TASK INSTRUCTIONS.
Comb the records below for the string "goals" and copy each line where it turns up.

********************

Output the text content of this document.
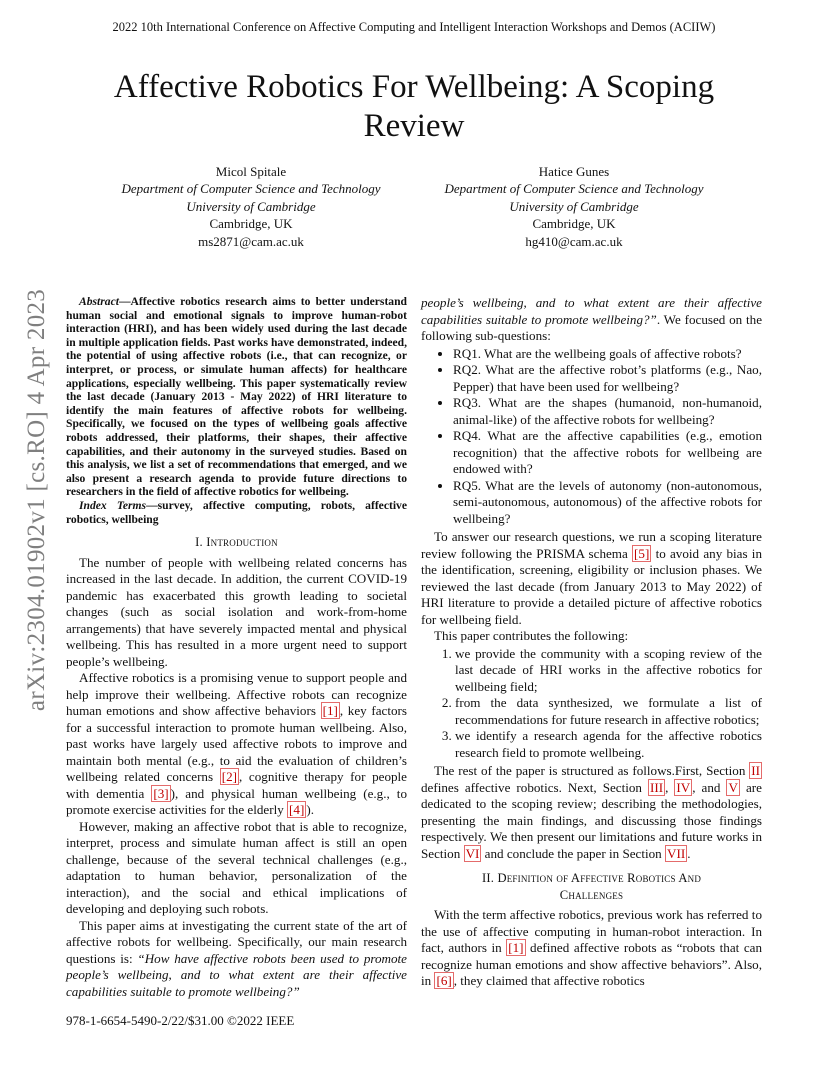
2022 10th International Conference on Affective Computing and Intelligent Interaction Workshops and Demos (ACIIW)
Affective Robotics For Wellbeing: A Scoping Review
Micol Spitale
Department of Computer Science and Technology
University of Cambridge
Cambridge, UK
ms2871@cam.ac.uk
Hatice Gunes
Department of Computer Science and Technology
University of Cambridge
Cambridge, UK
hg410@cam.ac.uk
arXiv:2304.01902v1 [cs.RO] 4 Apr 2023	Abstract—Affective robotics research aims to better understand human social and emotional signals to improve human-robot interaction (HRI), and has been widely used during the last decade in multiple application fields. Past works have demonstrated, indeed, the potential of using affective robots (i.e., that can recognize, or interpret, or process, or simulate human affects) for healthcare applications, especially wellbeing. This paper systematically review the last decade (January 2013 - May 2022) of HRI literature to identify the main features of affective robots for wellbeing. Specifically, we focused on the types of wellbeing goals affective robots addressed, their platforms, their shapes, their affective capabilities, and their autonomy in the surveyed studies. Based on this analysis, we list a set of recommendations that emerged, and we also present a research agenda to provide future directions to researchers in the field of affective robotics for wellbeing.

Index Terms—survey, affective computing, robots, affective robotics, wellbeing

I. Introduction

The number of people with wellbeing related concerns has increased in the last decade. In addition, the current COVID-19 pandemic has exacerbated this growth leading to societal changes (such as social isolation and work-from-home arrangements) that have severely impacted mental and physical wellbeing. This has resulted in a more urgent need to support people’s wellbeing.

Affective robotics is a promising venue to support people and help improve their wellbeing. Affective robots can recognize human emotions and show affective behaviors [1] , key factors for a successful interaction to promote human wellbeing. Also, past works have largely used affective robots to improve and maintain both mental (e.g., to aid the evaluation of children’s wellbeing related concerns [2] , cognitive therapy for people with dementia [3] ), and physical human wellbeing (e.g., to promote exercise activities for the elderly [4] ).

However, making an affective robot that is able to recognize, interpret, process and simulate human affect is still an open challenge, because of the several technical challenges (e.g., adaptation to human behavior, personalization of the interaction), and the social and ethical implications of developing and deploying such robots.

This paper aims at investigating the current state of the art of affective robots for wellbeing. Specifically, our main research questions is: “How have affective robots been used to promote people’s wellbeing, and to what extent are their affective capabilities suitable to promote wellbeing?”

people’s wellbeing, and to what extent are their affective capabilities suitable to promote wellbeing?”. We focused on the following sub-questions:

• RQ1. What are the wellbeing goals of affective robots?
• RQ2. What are the affective robot’s platforms (e.g., Nao, Pepper) that have been used for wellbeing?
• RQ3. What are the shapes (humanoid, non-humanoid, animal-like) of the affective robots for wellbeing?
• RQ4. What are the affective capabilities (e.g., emotion recognition) that the affective robots for wellbeing are endowed with?
• RQ5. What are the levels of autonomy (non-autonomous, semi-autonomous, autonomous) of the affective robots for wellbeing?

To answer our research questions, we run a scoping literature review following the PRISMA schema [5] to avoid any bias in the identification, screening, eligibility or inclusion phases. We reviewed the last decade (from January 2013 to May 2022) of HRI literature to provide a detailed picture of affective robotics for wellbeing field.

This paper contributes the following:

1. we provide the community with a scoping review of the last decade of HRI works in the affective robotics for wellbeing field;
2. from the data synthesized, we formulate a list of recommendations for future research in affective robotics;
3. we identify a research agenda for the affective robotics research field to promote wellbeing.

The rest of the paper is structured as follows.First, Section II defines affective robotics. Next, Section III , IV , and V are dedicated to the scoping review; describing the methodologies, presenting the main findings, and discussing those findings respectively. We then present our limitations and future works in Section VI and conclude the paper in Section VII .

II. Definition of Affective Robotics And
Challenges

With the term affective robotics, previous work has referred to the use of affective computing in human-robot interaction. In fact, authors in [1] defined affective robots as “robots that can recognize human emotions and show affective behaviors”. Also, in [6] , they claimed that affective robotics

978-1-6654-5490-2/22/$31.00 ©2022 IEEE
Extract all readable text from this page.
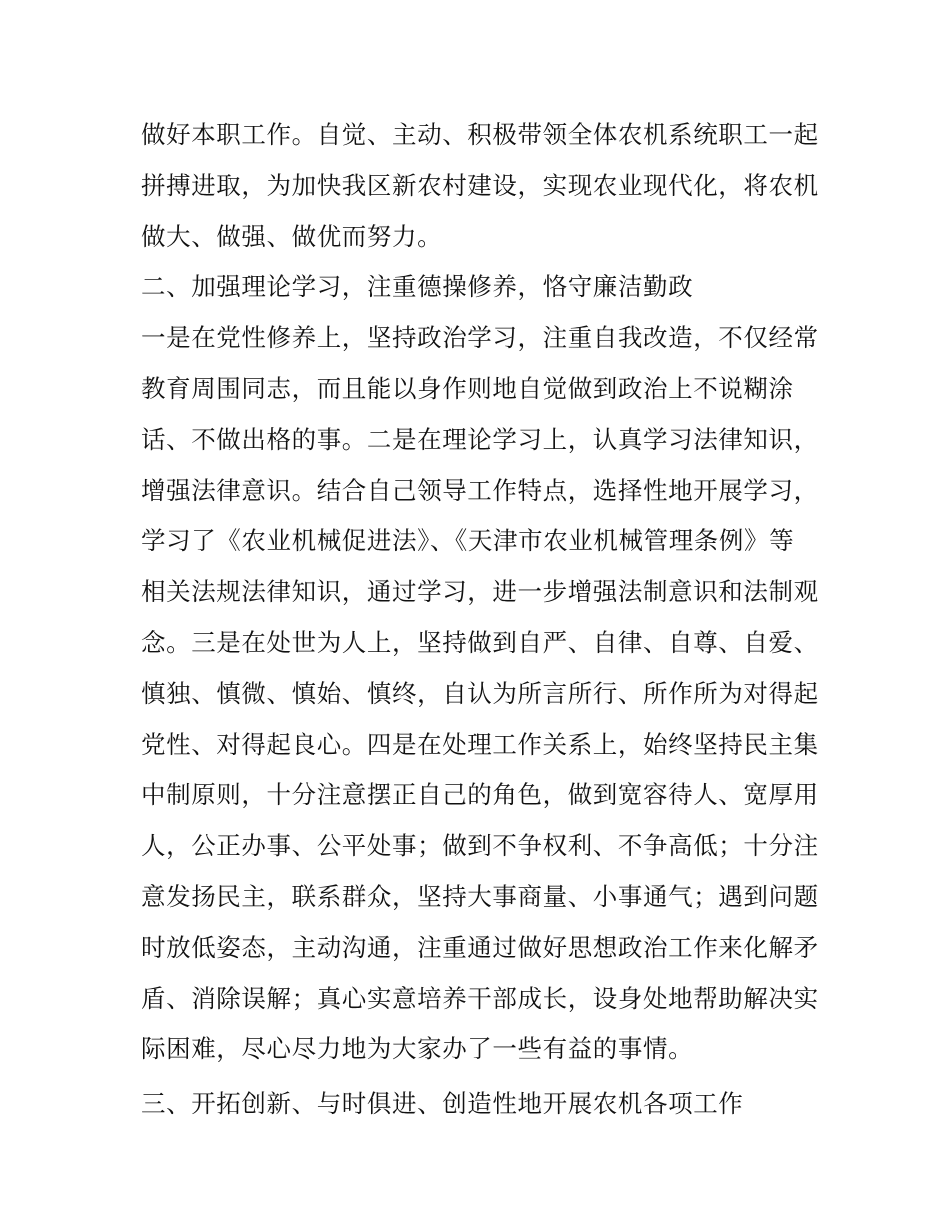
做好本职工作。自觉、主动、积极带领全体农机系统职工一起
拼搏进取，为加快我区新农村建设，实现农业现代化，将农机
做大、做强、做优而努力。
二、加强理论学习，注重德操修养，恪守廉洁勤政
一是在党性修养上，坚持政治学习，注重自我改造，不仅经常
教育周围同志，而且能以身作则地自觉做到政治上不说糊涂
话、不做出格的事。二是在理论学习上，认真学习法律知识，
增强法律意识。结合自己领导工作特点，选择性地开展学习，
学习了《农业机械促进法》、《天津市农业机械管理条例》等
相关法规法律知识，通过学习，进一步增强法制意识和法制观
念。三是在处世为人上，坚持做到自严、自律、自尊、自爱、
慎独、慎微、慎始、慎终，自认为所言所行、所作所为对得起
党性、对得起良心。四是在处理工作关系上，始终坚持民主集
中制原则，十分注意摆正自己的角色，做到宽容待人、宽厚用
人，公正办事、公平处事；做到不争权利、不争高低；十分注
意发扬民主，联系群众，坚持大事商量、小事通气；遇到问题
时放低姿态，主动沟通，注重通过做好思想政治工作来化解矛
盾、消除误解；真心实意培养干部成长，设身处地帮助解决实
际困难，尽心尽力地为大家办了一些有益的事情。
三、开拓创新、与时俱进、创造性地开展农机各项工作
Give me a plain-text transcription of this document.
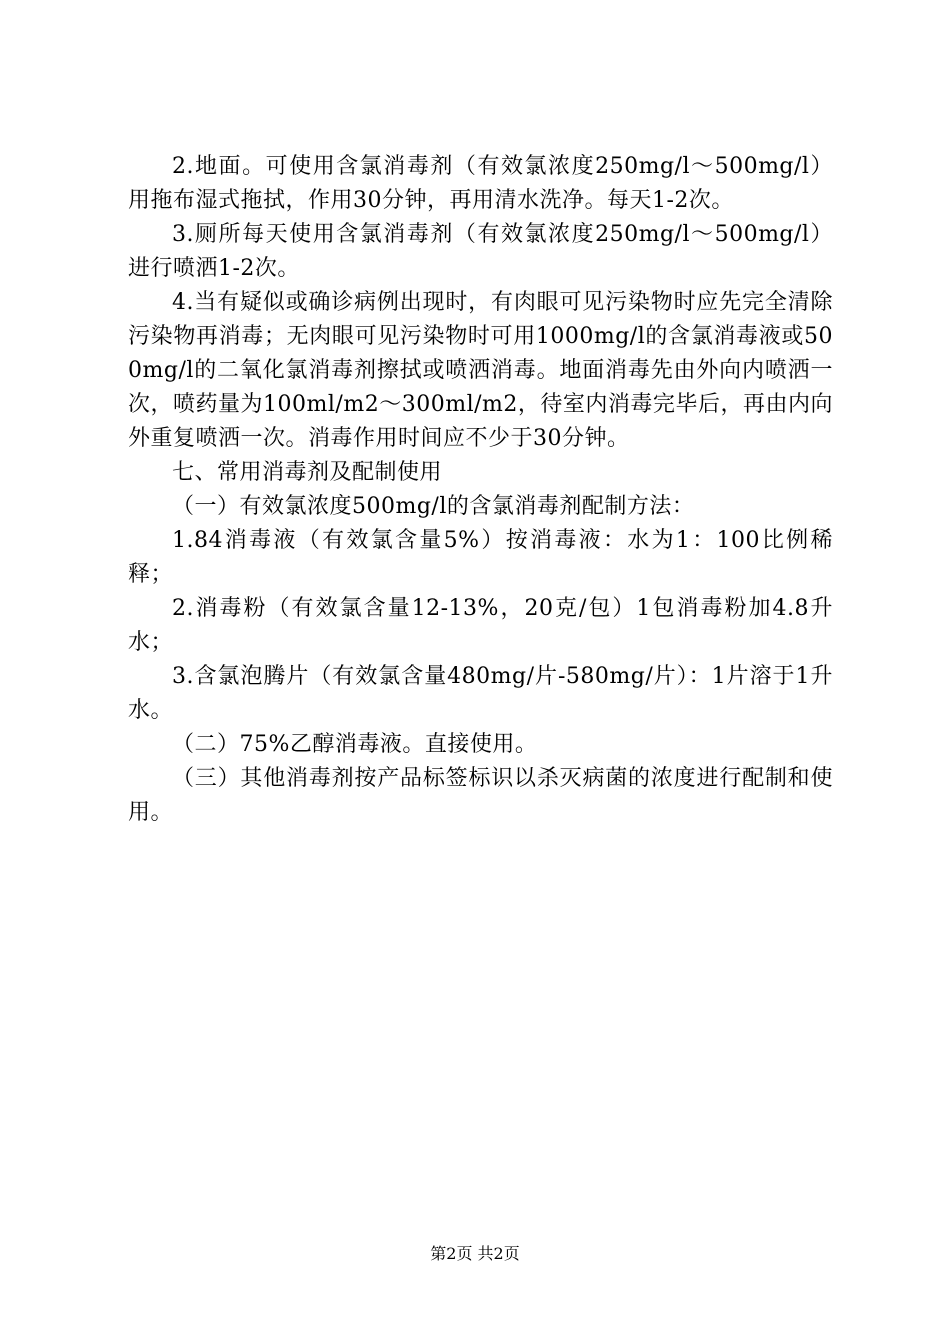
2.地面。可使用含氯消毒剂（有效氯浓度250mg/l～500mg/l）用拖布湿式拖拭，作用30分钟，再用清水洗净。每天1-2次。

3.厕所每天使用含氯消毒剂（有效氯浓度250mg/l～500mg/l）进行喷洒1-2次。

4.当有疑似或确诊病例出现时，有肉眼可见污染物时应先完全清除污染物再消毒；无肉眼可见污染物时可用1000mg/l的含氯消毒液或500mg/l的二氧化氯消毒剂擦拭或喷洒消毒。地面消毒先由外向内喷洒一次，喷药量为100ml/m2～300ml/m2，待室内消毒完毕后，再由内向外重复喷洒一次。消毒作用时间应不少于30分钟。

七、常用消毒剂及配制使用

（一）有效氯浓度500mg/l的含氯消毒剂配制方法：

1.84消毒液（有效氯含量5%）按消毒液：水为1：100比例稀释；

2.消毒粉（有效氯含量12-13%，20克/包）1包消毒粉加4.8升水；

3.含氯泡腾片（有效氯含量480mg/片-580mg/片）：1片溶于1升水。

（二）75%乙醇消毒液。直接使用。

（三）其他消毒剂按产品标签标识以杀灭病菌的浓度进行配制和使用。

第2页 共2页
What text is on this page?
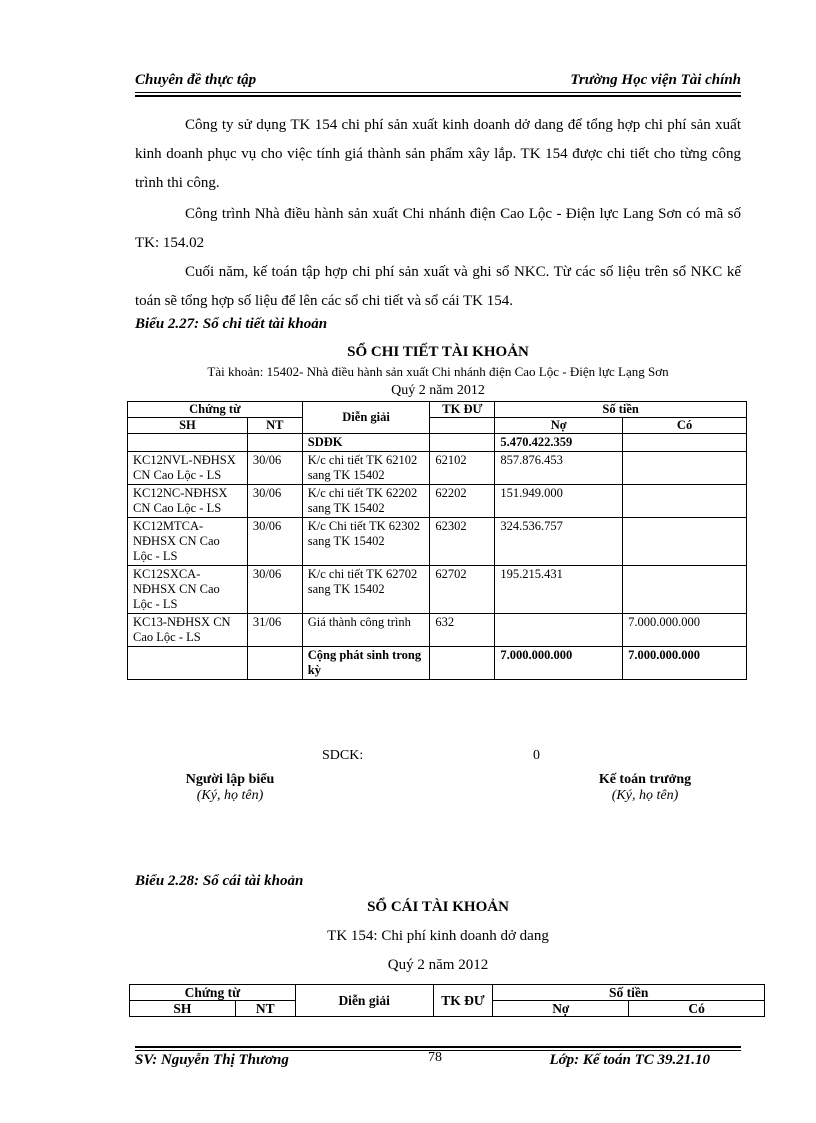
Chuyên đề thực tập	Trường Học viện Tài chính
Công ty sử dụng TK 154 chi phí sản xuất kinh doanh dở dang để tổng hợp chi phí sản xuất kinh doanh phục vụ cho việc tính giá thành sản phẩm xây lắp. TK 154 được chi tiết cho từng công trình thi công.
Công trình Nhà điều hành sản xuất Chi nhánh điện Cao Lộc - Điện lực Lang Sơn có mã số TK: 154.02
Cuối năm, kế toán tập hợp chi phí sản xuất và ghi sổ NKC. Từ các số liệu trên sổ NKC kế toán sẽ tổng hợp số liệu để lên các sổ chi tiết và sổ cái TK 154.
Biểu 2.27: Sổ chi tiết tài khoản
SỔ CHI TIẾT TÀI KHOẢN
Tài khoản: 15402- Nhà điều hành sản xuất Chi nhánh điện Cao Lộc - Điện lực Lạng Sơn
Quý 2 năm 2012
Chứng từ		Diễn giải	TK ĐƯ	Số tiền	
SH	NT			Nợ	Có
		SDĐK		5.470.422.359	
KC12NVL-NĐHSX CN Cao Lộc - LS	30/06	K/c chi tiết TK 62102 sang TK 15402	62102	857.876.453	
KC12NC-NĐHSX CN Cao Lộc - LS	30/06	K/c chi tiết TK 62202 sang TK 15402	62202	151.949.000	
KC12MTCA-NĐHSX CN Cao Lộc - LS	30/06	K/c Chi tiết TK 62302 sang TK 15402	62302	324.536.757	
KC12SXCA-NĐHSX CN Cao Lộc - LS	30/06	K/c chi tiết TK 62702 sang TK 15402	62702	195.215.431	
KC13-NĐHSX CN Cao Lộc - LS	31/06	Giá thành công trình	632		7.000.000.000
		Cộng phát sinh trong kỳ		7.000.000.000	7.000.000.000
SDCK:	0
Người lập biểu
(Ký, họ tên)
Kế toán trưởng
(Ký, họ tên)
Biểu 2.28: Sổ cái tài khoản
SỔ CÁI TÀI KHOẢN
TK 154: Chi phí kinh doanh dở dang
Quý 2 năm 2012
Chứng từ		Diễn giải	TK ĐƯ	Số tiền	
SH	NT			Nợ	Có
SV: Nguyễn Thị Thương	78	Lớp: Kế toán TC 39.21.10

********************

RESPONSE.
arXiv:2304.01902v1 [cs.RO] 4 Apr 2023	Abstract—Affective robotics research aims to better understand human social and emotional signals to improve human-robot interaction (HRI), and has been widely used during the last decade in multiple application fields. Past works have demonstrated, indeed, the potential of using affective robots (i.e., that can recognize, or interpret, or process, or simulate human affects) for healthcare applications, especially wellbeing. This paper systematically review the last decade (January 2013 - May 2022) of HRI literature to identify the main features of affective robots for wellbeing. Specifically, we focused on the types of wellbeing goals affective robots addressed, their platforms, their shapes, their affective capabilities, and their autonomy in the surveyed studies. Based on this analysis, we list a set of recommendations that emerged, and we also present a research agenda to provide future directions to researchers in the field of affective robotics for wellbeing.
• RQ1. What are the wellbeing goals of affective robots?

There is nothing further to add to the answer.